▶ Exercise prompt
Repeat every line exactly, keeping the pictures out of the copy.

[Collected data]
- - - - -

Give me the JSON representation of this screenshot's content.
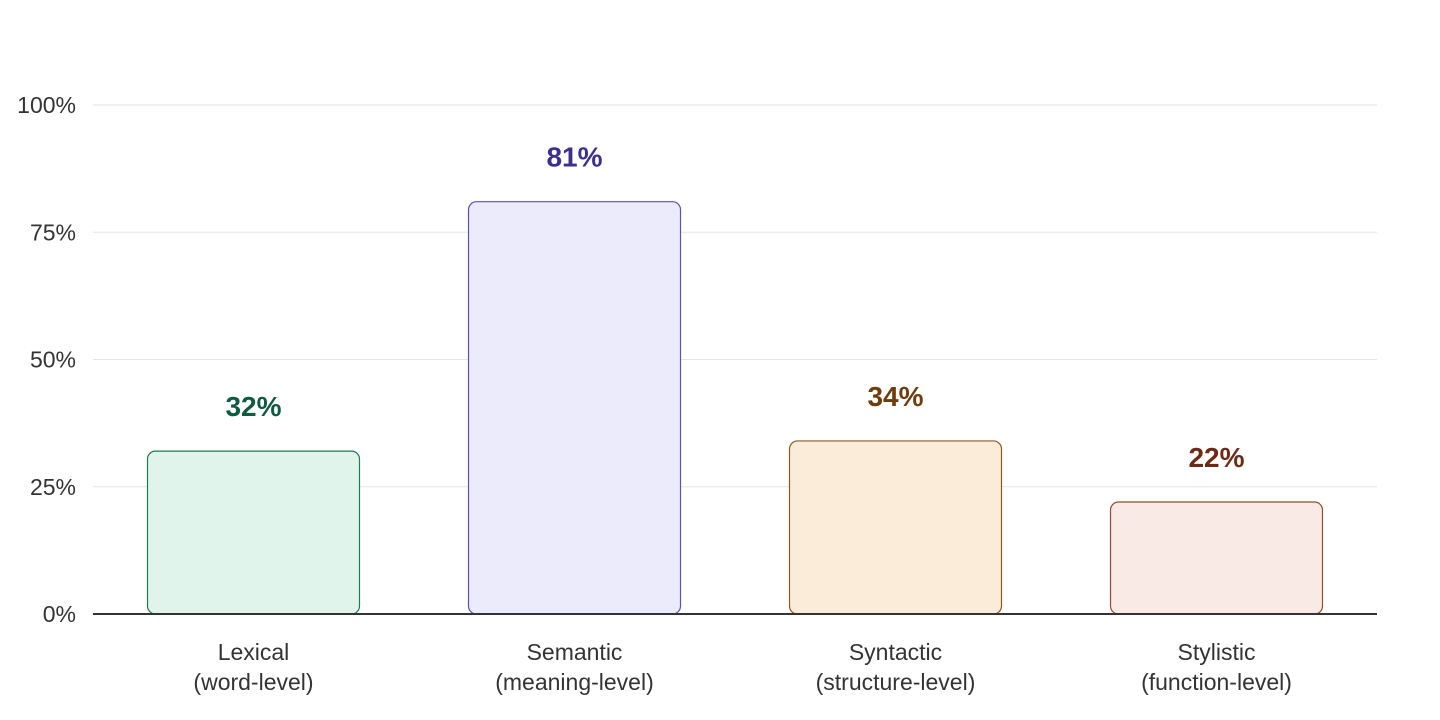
{
  "chart_data": {
    "type": "bar",
    "categories": [
      [
        "Lexical",
        "(word-level)"
      ],
      [
        "Semantic",
        "(meaning-level)"
      ],
      [
        "Syntactic",
        "(structure-level)"
      ],
      [
        "Stylistic",
        "(function-level)"
      ]
    ],
    "values": [
      32,
      81,
      34,
      22
    ],
    "value_labels": [
      "32%",
      "81%",
      "34%",
      "22%"
    ],
    "ylim": [
      0,
      100
    ],
    "yticks": [
      0,
      25,
      50,
      75,
      100
    ],
    "ytick_labels": [
      "0%",
      "25%",
      "50%",
      "75%",
      "100%"
    ],
    "grid": true,
    "title": "",
    "xlabel": "",
    "ylabel": "",
    "colors": {
      "fills": [
        "#e0f4ec",
        "#ecebfc",
        "#faecd9",
        "#faeae6"
      ],
      "strokes": [
        "#1f7a55",
        "#5b4fc4",
        "#8a5a1e",
        "#9a4a2e"
      ],
      "label_colors": [
        "#0f5a40",
        "#3c2f8f",
        "#6e3d0c",
        "#6e2a14"
      ]
    }
  }
}
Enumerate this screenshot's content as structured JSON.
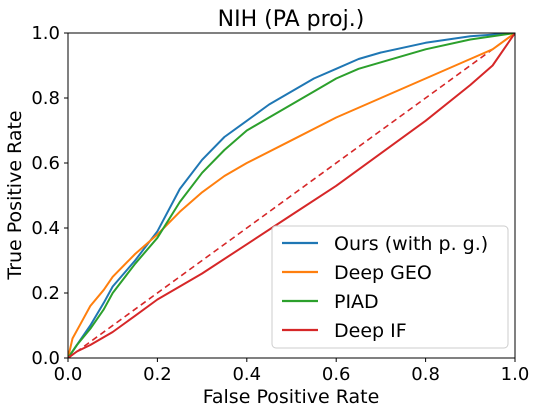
{
  "chart_data": {
    "type": "line",
    "title": "NIH (PA proj.)",
    "xlabel": "False Positive Rate",
    "ylabel": "True Positive Rate",
    "xlim": [
      0.0,
      1.0
    ],
    "ylim": [
      0.0,
      1.0
    ],
    "xticks": [
      "0.0",
      "0.2",
      "0.4",
      "0.6",
      "0.8",
      "1.0"
    ],
    "yticks": [
      "0.0",
      "0.2",
      "0.4",
      "0.6",
      "0.8",
      "1.0"
    ],
    "grid": false,
    "legend_position": "lower-right",
    "series": [
      {
        "name": "Ours (with p. g.)",
        "color": "#1f77b4",
        "x": [
          0.0,
          0.02,
          0.05,
          0.08,
          0.1,
          0.15,
          0.2,
          0.25,
          0.3,
          0.35,
          0.4,
          0.45,
          0.5,
          0.55,
          0.6,
          0.65,
          0.7,
          0.8,
          0.9,
          1.0
        ],
        "y": [
          0.0,
          0.04,
          0.1,
          0.17,
          0.22,
          0.3,
          0.39,
          0.52,
          0.61,
          0.68,
          0.73,
          0.78,
          0.82,
          0.86,
          0.89,
          0.92,
          0.94,
          0.97,
          0.99,
          1.0
        ]
      },
      {
        "name": "Deep GEO",
        "color": "#ff7f0e",
        "x": [
          0.0,
          0.01,
          0.03,
          0.05,
          0.08,
          0.1,
          0.15,
          0.2,
          0.25,
          0.3,
          0.35,
          0.4,
          0.5,
          0.6,
          0.7,
          0.8,
          0.9,
          0.95,
          1.0
        ],
        "y": [
          0.0,
          0.06,
          0.11,
          0.16,
          0.21,
          0.25,
          0.32,
          0.38,
          0.45,
          0.51,
          0.56,
          0.6,
          0.67,
          0.74,
          0.8,
          0.86,
          0.92,
          0.95,
          1.0
        ]
      },
      {
        "name": "PIAD",
        "color": "#2ca02c",
        "x": [
          0.0,
          0.02,
          0.05,
          0.08,
          0.1,
          0.15,
          0.2,
          0.25,
          0.3,
          0.35,
          0.4,
          0.45,
          0.5,
          0.55,
          0.6,
          0.65,
          0.7,
          0.8,
          0.9,
          1.0
        ],
        "y": [
          0.0,
          0.04,
          0.09,
          0.15,
          0.2,
          0.29,
          0.37,
          0.48,
          0.57,
          0.64,
          0.7,
          0.74,
          0.78,
          0.82,
          0.86,
          0.89,
          0.91,
          0.95,
          0.98,
          1.0
        ]
      },
      {
        "name": "Deep IF",
        "color": "#d62728",
        "x": [
          0.0,
          0.02,
          0.05,
          0.1,
          0.15,
          0.2,
          0.3,
          0.4,
          0.5,
          0.6,
          0.7,
          0.8,
          0.9,
          0.95,
          1.0
        ],
        "y": [
          0.0,
          0.02,
          0.04,
          0.08,
          0.13,
          0.18,
          0.26,
          0.35,
          0.44,
          0.53,
          0.63,
          0.73,
          0.84,
          0.9,
          1.0
        ]
      }
    ],
    "reference_line": {
      "color": "#d62728",
      "style": "dashed",
      "x": [
        0.0,
        1.0
      ],
      "y": [
        0.0,
        1.0
      ]
    }
  }
}
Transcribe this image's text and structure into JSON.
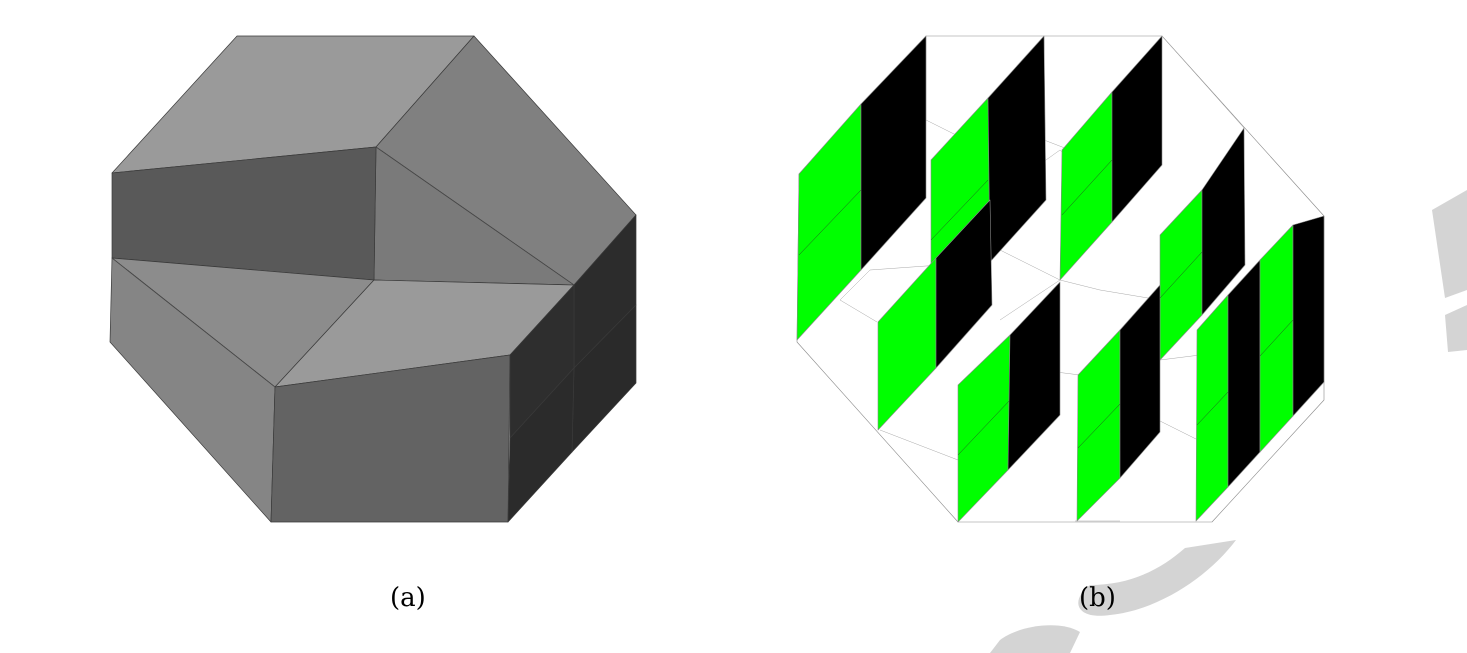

- - - - -

▶ Exercise answer
Give me the JSON representation of this screenshot's content.
{
  "chart_data": {
    "type": "bar",
    "categories": [
      [
        "Lexical",
        "(word-level)"
      ],
      [
        "Semantic",
        "(meaning-level)"
      ],
      [
        "Syntactic",
        "(structure-level)"
      ],
      [
        "Stylistic",
        "(function-level)"
      ]
    ],
    "values": [
      32,
      81,
      34,
      22
    ],
    "value_labels": [
      "32%",
      "81%",
      "34%",
      "22%"
    ],
    "ylim": [
      0,
      100
    ],
    "yticks": [
      0,
      25,
      50,
      75,
      100
    ],
    "ytick_labels": [
      "0%",
      "25%",
      "50%",
      "75%",
      "100%"
    ],
    "grid": true,
    "title": "",
    "xlabel": "",
    "ylabel": "",
    "colors": {
      "fills": [
        "#e0f4ec",
        "#ecebfc",
        "#faecd9",
        "#faeae6"
      ],
      "strokes": [
        "#1f7a55",
        "#5b4fc4",
        "#8a5a1e",
        "#9a4a2e"
      ],
      "label_colors": [
        "#0f5a40",
        "#3c2f8f",
        "#6e3d0c",
        "#6e2a14"
      ]
    }
  }
}
Enumerate this screenshot's content as structured JSON.
{
  "chart_data": {
    "type": "line",
    "title": "NIH (PA proj.)",
    "xlabel": "False Positive Rate",
    "ylabel": "True Positive Rate",
    "xlim": [
      0.0,
      1.0
    ],
    "ylim": [
      0.0,
      1.0
    ],
    "xticks": [
      "0.0",
      "0.2",
      "0.4",
      "0.6",
      "0.8",
      "1.0"
    ],
    "yticks": [
      "0.0",
      "0.2",
      "0.4",
      "0.6",
      "0.8",
      "1.0"
    ],
    "grid": false,
    "legend_position": "lower-right",
    "series": [
      {
        "name": "Ours (with p. g.)",
        "color": "#1f77b4",
        "x": [
          0.0,
          0.02,
          0.05,
          0.08,
          0.1,
          0.15,
          0.2,
          0.25,
          0.3,
          0.35,
          0.4,
          0.45,
          0.5,
          0.55,
          0.6,
          0.65,
          0.7,
          0.8,
          0.9,
          1.0
        ],
        "y": [
          0.0,
          0.04,
          0.1,
          0.17,
          0.22,
          0.3,
          0.39,
          0.52,
          0.61,
          0.68,
          0.73,
          0.78,
          0.82,
          0.86,
          0.89,
          0.92,
          0.94,
          0.97,
          0.99,
          1.0
        ]
      },
      {
        "name": "Deep GEO",
        "color": "#ff7f0e",
        "x": [
          0.0,
          0.01,
          0.03,
          0.05,
          0.08,
          0.1,
          0.15,
          0.2,
          0.25,
          0.3,
          0.35,
          0.4,
          0.5,
          0.6,
          0.7,
          0.8,
          0.9,
          0.95,
          1.0
        ],
        "y": [
          0.0,
          0.06,
          0.11,
          0.16,
          0.21,
          0.25,
          0.32,
          0.38,
          0.45,
          0.51,
          0.56,
          0.6,
          0.67,
          0.74,
          0.8,
          0.86,
          0.92,
          0.95,
          1.0
        ]
      },
      {
        "name": "PIAD",
        "color": "#2ca02c",
        "x": [
          0.0,
          0.02,
          0.05,
          0.08,
          0.1,
          0.15,
          0.2,
          0.25,
          0.3,
          0.35,
          0.4,
          0.45,
          0.5,
          0.55,
          0.6,
          0.65,
          0.7,
          0.8,
          0.9,
          1.0
        ],
        "y": [
          0.0,
          0.04,
          0.09,
          0.15,
          0.2,
          0.29,
          0.37,
          0.48,
          0.57,
          0.64,
          0.7,
          0.74,
          0.78,
          0.82,
          0.86,
          0.89,
          0.91,
          0.95,
          0.98,
          1.0
        ]
      },
      {
        "name": "Deep IF",
        "color": "#d62728",
        "x": [
          0.0,
          0.02,
          0.05,
          0.1,
          0.15,
          0.2,
          0.3,
          0.4,
          0.5,
          0.6,
          0.7,
          0.8,
          0.9,
          0.95,
          1.0
        ],
        "y": [
          0.0,
          0.02,
          0.04,
          0.08,
          0.13,
          0.18,
          0.26,
          0.35,
          0.44,
          0.53,
          0.63,
          0.73,
          0.84,
          0.9,
          1.0
        ]
      }
    ],
    "reference_line": {
      "color": "#d62728",
      "style": "dashed",
      "x": [
        0.0,
        1.0
      ],
      "y": [
        0.0,
        1.0
      ]
    }
  }
}
Transcribe this image's text and structure into JSON.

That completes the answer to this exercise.